[Provided text]

The observers, according to his truthful account, were Nazis, specially trained in Poland to disrupt Russian elections, which, as everyone knows, are fairer than anywhere in the world, most emphatically including America.
He didn’t opine that therefore the sooner the Russians attack Poland yet again the better, but one could detect the connotational longing.
Do you get the impression that Russian elections are more fun than ours are going to be on 7 May? And the fun doesn’t stop at the ballot box.
Sergei Naryshkin, Speaker of the Duma (Russian parliament), came up with both a realistic prognosis for the future of Europe and a practical proposal aimed at bringing this future about.
The prognosis was that, sooner rather than later, the European Union would be incorporated into the Russian Federation. The statesman didn’t specify whether the incorporation would be voluntary or otherwise, giving the impression that it really didn’t matter one way or the other.
As to the proposal, Mr Naryshkin suggests that, by way of the first step towards joining Russia, the Europeans should kick the United States out of Nato and hence out of Europe. That step, he felt, would hasten making his dream a reality, and he was probably right.
America’s withdrawal from Nato would indeed make Europe ripe for Russia’s plucking. Suddenly the boasts by Putin and his henchmen about the limited number of days it would take Russian tanks to arrive at the Channel begin to acquire a touch of realism.
Mr Naryshkin has a bit of an anti-American and anti-European chip on his shoulder, being one of the Russian officials barred from entry to those places. That no doubt rankles, and one can understand his desire to get his own back.
However, American tourists are still free to travel to Russia and they must be ecstatic to see that many Moscow shops now boast doormats designed in the pattern of the American flag. Since Americans tend to feel rather sentimental about that institutional symbol, one doubts they enjoy the sight of Russian shoppers wiping their feet on the Old Glory.
In my day, Russian manufacturers eschewed such elaborate designs, just as Russian TV programmes didn’t feature open anti-Semitic slurs. Hints, yes, allusions, definitely, but never open invitations to “bugger off to the Promised Land”.
These, however, were exactly the words addressed by one guest on a popular RT1 chat show to another. The ethnically Jewish guest screamed bloody murder but found no sympathy from either the host or other guests. He then did a Robert Downey Jr. and stormed off the set, probably wondering whatever next.

[Exercise 1] In the commentary on Russia, what did Sergei Naryshkin predict would happen to the European Union?
[Exercise 2] Please carry the commentary on Russia forward, starting after its last sentence.
The rows that follow are separate material and unrelated to the commentary on Russia.

[Source rows]
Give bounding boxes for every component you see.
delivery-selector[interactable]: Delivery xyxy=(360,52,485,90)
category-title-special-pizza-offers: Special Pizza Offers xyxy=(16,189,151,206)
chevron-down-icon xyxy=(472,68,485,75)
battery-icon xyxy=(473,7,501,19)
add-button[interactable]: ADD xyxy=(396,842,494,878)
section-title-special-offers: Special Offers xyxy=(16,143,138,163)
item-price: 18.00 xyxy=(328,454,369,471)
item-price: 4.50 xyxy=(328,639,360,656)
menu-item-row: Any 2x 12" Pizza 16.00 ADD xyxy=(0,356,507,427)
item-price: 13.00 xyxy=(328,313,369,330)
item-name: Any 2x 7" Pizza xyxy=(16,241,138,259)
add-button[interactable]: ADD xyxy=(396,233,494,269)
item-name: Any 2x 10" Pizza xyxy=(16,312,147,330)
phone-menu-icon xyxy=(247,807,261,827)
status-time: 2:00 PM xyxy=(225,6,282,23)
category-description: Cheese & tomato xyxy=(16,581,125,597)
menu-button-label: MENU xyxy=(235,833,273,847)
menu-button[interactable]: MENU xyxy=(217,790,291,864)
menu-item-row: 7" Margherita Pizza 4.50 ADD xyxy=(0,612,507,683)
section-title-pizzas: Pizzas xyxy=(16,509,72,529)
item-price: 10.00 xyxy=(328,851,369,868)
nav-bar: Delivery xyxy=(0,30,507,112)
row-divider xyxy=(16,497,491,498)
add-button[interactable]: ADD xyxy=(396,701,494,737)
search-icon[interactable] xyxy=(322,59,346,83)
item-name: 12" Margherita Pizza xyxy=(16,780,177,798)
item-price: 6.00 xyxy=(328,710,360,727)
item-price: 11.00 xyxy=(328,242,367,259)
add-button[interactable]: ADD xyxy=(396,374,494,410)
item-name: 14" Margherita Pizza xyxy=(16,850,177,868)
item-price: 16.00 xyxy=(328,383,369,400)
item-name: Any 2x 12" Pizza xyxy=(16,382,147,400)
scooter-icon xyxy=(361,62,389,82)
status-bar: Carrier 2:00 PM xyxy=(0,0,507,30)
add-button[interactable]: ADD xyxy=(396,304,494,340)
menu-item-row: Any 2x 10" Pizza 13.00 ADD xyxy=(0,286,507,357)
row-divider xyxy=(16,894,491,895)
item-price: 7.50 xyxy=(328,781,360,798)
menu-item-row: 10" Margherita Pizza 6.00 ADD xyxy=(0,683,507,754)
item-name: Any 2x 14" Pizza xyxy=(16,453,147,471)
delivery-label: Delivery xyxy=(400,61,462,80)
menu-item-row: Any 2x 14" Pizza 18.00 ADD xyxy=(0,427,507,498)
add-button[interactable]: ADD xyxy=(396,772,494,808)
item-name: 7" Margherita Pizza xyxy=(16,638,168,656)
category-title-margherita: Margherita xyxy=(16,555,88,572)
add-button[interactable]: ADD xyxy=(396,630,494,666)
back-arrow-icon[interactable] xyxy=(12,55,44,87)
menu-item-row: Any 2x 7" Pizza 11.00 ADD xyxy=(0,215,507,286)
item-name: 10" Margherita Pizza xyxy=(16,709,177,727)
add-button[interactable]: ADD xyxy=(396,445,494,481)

[Result 1] He predicted it would, sooner rather than later, be incorporated into the Russian Federation.

[Result 2]
As ever imitating life, Russian art ably assists Putin in communicating the key points of Russian democracy, or actually the only point that matters: Putin.
Masha Rasputina, a pop singer who looks like a brothel employee pushed into management by old age, has just produced a video recording of this song: https://www.facebook.com/almat.malatov/videos/vb.792089599/10153294335199600/?type=2&theater
The Russophones among you will no doubt be hanging on to every word, but even the linguistically challenged will be able to appreciate the overall presentation, complete with a giant backdrop screen portraying Peter Hitchens’s role model. In broad strokes, Putin has gone Stalin one better.
Comrade Stalin was happy to be portrayed as the leader of the world’s proletariat, the teacher of mankind and the condensed embodiment of every human virtue. But he balked at claiming divinity, or letting others claim it for him.
Comrade Putin has no such compunctions. Hence Masha Rasputina’s rousing lyrics include an entreaty to Putin “to pray for Russia, as all Russia is praying for you”. ‘To you’ is what’s clearly meant here.
And there I was, thinking that the Russians have become so devout overnight that they are actually praying to the Father, the Son and the Holy Spirit, amen. They may be, except that the Russians have historically found the Trinity unnecessarily limiting.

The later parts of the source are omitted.